::: MATERIAL PROVIDED :::

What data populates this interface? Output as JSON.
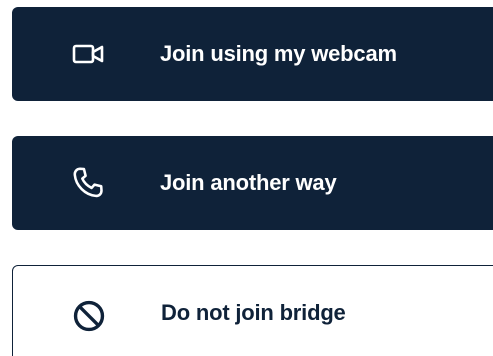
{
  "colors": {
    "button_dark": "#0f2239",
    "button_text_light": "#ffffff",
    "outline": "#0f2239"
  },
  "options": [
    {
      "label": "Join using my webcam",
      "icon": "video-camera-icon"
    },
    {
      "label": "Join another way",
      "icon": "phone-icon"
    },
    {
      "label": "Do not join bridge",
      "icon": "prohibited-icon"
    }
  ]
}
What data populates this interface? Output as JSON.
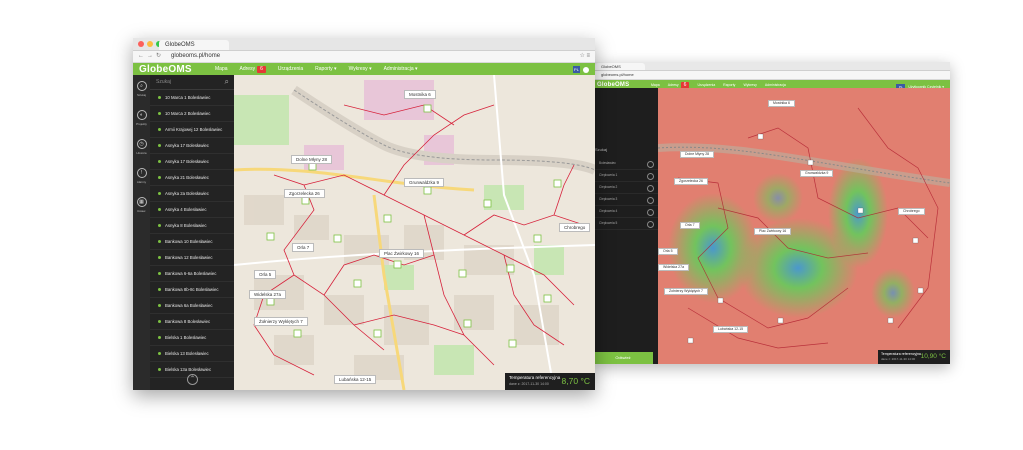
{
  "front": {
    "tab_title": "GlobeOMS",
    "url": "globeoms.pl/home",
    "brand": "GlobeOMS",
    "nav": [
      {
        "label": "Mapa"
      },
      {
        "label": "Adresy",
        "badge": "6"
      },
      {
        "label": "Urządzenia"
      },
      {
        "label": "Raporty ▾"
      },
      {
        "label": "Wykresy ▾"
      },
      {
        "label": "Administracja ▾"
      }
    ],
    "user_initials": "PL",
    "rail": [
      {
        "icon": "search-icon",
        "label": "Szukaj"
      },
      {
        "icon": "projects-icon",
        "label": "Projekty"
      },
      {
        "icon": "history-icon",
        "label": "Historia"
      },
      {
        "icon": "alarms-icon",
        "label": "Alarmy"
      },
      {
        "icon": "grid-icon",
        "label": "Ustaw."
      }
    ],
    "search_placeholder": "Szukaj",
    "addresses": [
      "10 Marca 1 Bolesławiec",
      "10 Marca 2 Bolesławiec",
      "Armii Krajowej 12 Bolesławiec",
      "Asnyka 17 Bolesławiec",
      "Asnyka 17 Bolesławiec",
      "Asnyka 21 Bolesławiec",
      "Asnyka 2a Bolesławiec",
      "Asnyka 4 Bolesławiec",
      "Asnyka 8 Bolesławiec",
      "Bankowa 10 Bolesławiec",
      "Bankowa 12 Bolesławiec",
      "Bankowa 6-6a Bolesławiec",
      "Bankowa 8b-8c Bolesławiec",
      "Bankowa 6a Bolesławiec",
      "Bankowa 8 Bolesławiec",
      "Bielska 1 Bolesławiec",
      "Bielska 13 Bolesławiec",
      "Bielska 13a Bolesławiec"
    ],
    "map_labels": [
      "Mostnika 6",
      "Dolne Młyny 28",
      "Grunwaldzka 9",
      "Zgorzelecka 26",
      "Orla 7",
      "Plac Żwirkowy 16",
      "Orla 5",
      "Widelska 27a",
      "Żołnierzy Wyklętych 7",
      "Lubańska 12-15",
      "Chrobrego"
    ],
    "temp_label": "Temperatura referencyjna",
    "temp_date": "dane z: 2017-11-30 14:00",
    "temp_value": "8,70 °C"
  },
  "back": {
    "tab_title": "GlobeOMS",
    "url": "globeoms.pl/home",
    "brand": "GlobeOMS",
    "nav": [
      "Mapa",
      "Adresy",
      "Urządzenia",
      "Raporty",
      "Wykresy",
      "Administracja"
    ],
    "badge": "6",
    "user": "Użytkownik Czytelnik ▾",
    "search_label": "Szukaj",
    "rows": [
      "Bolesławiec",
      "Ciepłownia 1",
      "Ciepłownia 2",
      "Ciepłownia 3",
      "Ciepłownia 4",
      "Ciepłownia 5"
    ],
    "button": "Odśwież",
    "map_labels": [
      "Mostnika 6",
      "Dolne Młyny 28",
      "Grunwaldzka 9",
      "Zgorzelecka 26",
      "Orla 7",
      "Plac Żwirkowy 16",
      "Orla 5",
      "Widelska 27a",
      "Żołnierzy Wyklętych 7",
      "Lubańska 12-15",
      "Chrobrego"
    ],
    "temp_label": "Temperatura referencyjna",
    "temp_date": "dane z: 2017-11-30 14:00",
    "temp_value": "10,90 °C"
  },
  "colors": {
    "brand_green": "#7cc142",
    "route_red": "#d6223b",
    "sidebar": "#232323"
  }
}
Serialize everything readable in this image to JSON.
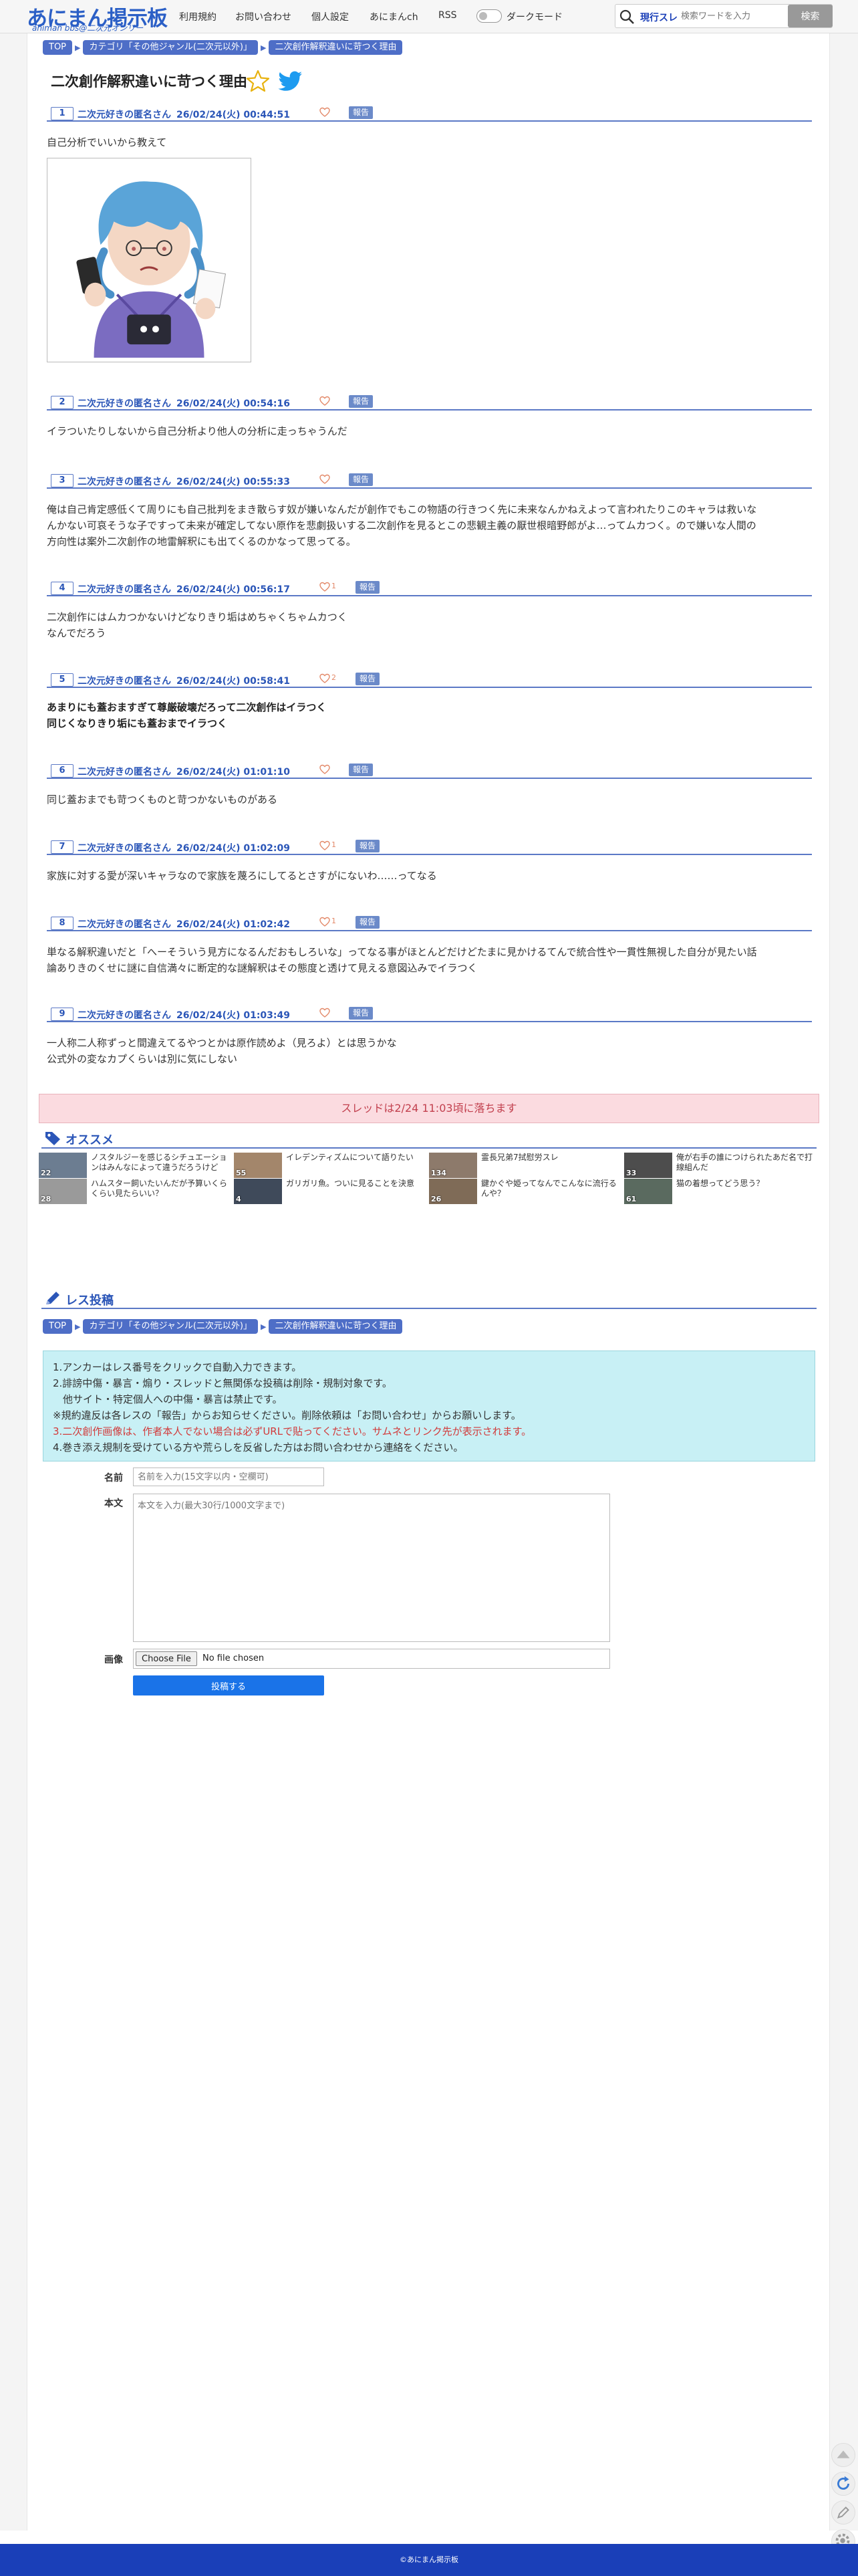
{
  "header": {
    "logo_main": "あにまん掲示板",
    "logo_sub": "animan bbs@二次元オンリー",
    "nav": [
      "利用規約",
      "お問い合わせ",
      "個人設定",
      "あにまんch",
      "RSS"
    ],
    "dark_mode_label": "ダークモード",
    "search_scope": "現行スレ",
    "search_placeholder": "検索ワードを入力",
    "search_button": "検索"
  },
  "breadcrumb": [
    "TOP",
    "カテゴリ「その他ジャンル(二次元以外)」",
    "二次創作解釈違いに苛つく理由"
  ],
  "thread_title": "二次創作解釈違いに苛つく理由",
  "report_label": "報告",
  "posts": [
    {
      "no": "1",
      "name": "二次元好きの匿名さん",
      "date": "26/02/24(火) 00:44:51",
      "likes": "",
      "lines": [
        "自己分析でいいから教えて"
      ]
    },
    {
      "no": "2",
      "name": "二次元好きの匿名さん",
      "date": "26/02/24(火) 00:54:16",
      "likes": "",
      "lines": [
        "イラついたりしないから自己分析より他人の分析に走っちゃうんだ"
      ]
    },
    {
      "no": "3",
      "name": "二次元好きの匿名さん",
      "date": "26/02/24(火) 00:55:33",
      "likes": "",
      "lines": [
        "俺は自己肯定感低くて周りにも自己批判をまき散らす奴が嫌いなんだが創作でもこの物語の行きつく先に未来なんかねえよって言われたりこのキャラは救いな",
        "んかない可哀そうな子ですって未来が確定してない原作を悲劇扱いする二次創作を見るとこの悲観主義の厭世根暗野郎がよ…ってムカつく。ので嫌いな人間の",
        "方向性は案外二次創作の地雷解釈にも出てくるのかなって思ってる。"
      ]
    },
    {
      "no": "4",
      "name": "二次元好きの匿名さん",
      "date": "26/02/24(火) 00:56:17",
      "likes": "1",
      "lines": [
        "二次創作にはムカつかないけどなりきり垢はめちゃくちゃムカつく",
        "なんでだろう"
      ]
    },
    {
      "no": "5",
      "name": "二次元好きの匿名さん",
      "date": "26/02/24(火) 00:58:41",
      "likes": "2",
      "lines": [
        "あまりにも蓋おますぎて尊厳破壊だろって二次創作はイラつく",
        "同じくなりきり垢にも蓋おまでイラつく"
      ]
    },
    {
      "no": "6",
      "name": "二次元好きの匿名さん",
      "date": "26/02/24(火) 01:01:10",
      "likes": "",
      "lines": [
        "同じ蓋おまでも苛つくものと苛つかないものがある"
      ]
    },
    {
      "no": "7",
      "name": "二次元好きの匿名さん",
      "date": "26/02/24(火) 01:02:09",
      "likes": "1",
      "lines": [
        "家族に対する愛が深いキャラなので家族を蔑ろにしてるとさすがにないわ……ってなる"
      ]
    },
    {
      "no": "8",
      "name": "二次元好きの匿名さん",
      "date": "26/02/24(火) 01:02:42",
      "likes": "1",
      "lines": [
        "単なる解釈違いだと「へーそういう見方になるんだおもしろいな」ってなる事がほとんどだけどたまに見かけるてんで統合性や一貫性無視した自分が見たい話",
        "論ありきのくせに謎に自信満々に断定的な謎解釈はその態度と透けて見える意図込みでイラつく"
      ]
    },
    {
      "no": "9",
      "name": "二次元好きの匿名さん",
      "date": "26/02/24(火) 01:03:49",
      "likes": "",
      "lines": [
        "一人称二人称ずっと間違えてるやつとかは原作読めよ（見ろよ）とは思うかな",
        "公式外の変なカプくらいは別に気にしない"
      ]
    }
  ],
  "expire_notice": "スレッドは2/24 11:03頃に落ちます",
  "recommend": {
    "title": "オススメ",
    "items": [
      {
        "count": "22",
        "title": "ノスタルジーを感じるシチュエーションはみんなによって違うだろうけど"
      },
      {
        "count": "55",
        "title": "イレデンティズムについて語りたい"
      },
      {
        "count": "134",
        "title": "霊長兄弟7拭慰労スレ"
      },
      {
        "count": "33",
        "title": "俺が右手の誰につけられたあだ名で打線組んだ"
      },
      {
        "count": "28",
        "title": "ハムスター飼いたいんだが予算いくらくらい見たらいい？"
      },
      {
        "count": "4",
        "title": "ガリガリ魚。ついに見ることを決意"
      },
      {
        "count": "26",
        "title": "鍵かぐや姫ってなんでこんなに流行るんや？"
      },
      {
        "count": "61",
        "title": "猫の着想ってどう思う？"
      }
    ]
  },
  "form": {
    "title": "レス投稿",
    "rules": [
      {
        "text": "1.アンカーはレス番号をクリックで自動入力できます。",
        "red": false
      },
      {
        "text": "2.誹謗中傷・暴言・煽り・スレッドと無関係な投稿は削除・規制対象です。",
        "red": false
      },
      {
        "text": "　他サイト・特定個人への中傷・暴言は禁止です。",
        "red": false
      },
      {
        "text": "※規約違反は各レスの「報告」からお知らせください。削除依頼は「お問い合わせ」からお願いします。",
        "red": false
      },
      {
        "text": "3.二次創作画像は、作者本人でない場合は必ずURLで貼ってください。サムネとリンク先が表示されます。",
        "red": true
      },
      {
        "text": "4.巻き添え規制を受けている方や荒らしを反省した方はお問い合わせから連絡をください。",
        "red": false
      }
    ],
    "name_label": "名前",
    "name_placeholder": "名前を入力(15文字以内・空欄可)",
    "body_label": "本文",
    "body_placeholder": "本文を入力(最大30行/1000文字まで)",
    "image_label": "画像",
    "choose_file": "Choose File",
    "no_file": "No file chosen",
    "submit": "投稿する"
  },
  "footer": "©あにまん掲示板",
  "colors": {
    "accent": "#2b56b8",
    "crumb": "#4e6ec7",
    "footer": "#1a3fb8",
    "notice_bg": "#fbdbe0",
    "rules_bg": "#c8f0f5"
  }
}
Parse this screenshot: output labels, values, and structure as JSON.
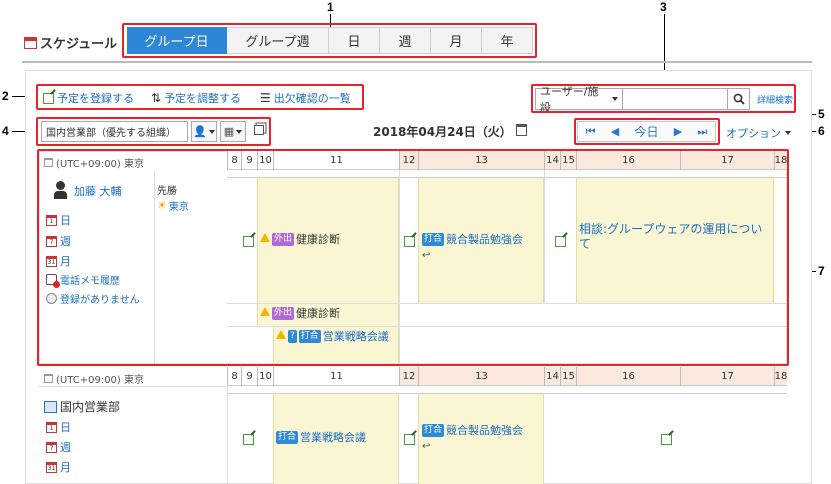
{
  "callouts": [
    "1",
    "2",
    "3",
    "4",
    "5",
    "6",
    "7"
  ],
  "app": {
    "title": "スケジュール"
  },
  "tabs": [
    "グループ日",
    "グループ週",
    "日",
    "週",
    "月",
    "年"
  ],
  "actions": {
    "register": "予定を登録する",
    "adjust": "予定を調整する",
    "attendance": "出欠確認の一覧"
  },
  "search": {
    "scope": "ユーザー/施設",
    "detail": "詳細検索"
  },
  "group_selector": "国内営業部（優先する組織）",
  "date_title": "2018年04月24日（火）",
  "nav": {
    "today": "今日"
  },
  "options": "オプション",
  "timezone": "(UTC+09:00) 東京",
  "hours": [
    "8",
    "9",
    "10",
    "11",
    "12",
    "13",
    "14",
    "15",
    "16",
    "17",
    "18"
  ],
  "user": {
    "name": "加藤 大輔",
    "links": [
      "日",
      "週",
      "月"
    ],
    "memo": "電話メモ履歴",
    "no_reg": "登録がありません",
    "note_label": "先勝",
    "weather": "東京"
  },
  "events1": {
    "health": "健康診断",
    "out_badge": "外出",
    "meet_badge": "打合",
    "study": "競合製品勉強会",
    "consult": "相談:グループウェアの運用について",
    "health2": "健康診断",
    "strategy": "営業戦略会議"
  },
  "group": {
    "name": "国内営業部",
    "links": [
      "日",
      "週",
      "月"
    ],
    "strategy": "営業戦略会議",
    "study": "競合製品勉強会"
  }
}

:::

# WRITTEN INSTRUCTION:
Reply with the number of lines in the preceding entries that contain "国内営業部", and no other words.

# REPLY:
2